+++ Input material +++

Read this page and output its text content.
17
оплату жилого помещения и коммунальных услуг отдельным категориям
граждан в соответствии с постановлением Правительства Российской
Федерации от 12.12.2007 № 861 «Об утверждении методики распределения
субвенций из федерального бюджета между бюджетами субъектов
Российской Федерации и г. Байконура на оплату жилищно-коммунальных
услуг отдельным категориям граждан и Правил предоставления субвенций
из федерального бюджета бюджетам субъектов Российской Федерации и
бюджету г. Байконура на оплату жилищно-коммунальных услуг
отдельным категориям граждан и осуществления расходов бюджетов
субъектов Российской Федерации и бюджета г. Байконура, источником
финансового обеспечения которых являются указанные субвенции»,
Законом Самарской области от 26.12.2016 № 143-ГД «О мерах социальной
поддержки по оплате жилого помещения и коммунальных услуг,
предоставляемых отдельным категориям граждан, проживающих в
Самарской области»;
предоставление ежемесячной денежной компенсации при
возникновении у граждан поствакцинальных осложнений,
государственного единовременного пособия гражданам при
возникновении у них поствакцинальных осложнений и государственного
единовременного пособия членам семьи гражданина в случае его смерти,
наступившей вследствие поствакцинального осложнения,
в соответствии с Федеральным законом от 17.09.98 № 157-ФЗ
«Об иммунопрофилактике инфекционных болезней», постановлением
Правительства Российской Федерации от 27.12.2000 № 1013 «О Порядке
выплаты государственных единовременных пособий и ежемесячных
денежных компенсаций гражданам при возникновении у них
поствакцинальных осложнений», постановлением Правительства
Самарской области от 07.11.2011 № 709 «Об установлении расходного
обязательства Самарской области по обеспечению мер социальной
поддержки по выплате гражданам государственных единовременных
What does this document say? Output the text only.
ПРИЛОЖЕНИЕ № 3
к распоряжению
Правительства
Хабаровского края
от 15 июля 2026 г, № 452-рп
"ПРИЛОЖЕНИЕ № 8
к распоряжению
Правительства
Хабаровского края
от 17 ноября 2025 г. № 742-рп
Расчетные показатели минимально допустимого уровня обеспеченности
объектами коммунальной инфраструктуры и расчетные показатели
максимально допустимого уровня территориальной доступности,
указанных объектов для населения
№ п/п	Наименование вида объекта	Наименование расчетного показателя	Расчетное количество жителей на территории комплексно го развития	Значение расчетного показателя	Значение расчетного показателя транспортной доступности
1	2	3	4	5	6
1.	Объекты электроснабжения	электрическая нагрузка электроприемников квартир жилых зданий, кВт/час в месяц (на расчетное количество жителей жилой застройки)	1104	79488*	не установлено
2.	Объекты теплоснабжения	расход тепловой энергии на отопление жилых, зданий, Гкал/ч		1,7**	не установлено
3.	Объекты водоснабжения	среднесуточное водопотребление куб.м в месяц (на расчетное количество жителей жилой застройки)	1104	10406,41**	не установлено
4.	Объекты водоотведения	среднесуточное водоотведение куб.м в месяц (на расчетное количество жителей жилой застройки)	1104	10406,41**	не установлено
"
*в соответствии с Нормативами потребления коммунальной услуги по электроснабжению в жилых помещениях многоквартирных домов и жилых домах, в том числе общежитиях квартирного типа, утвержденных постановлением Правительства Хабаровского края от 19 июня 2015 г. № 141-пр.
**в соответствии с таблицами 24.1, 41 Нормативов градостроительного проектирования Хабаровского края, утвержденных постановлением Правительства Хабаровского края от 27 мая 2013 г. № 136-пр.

+++

» **Given exercise**:
Counting only lines of the data above that hold "жилищно", report the total and nothing else.

» **Output for this task**:
2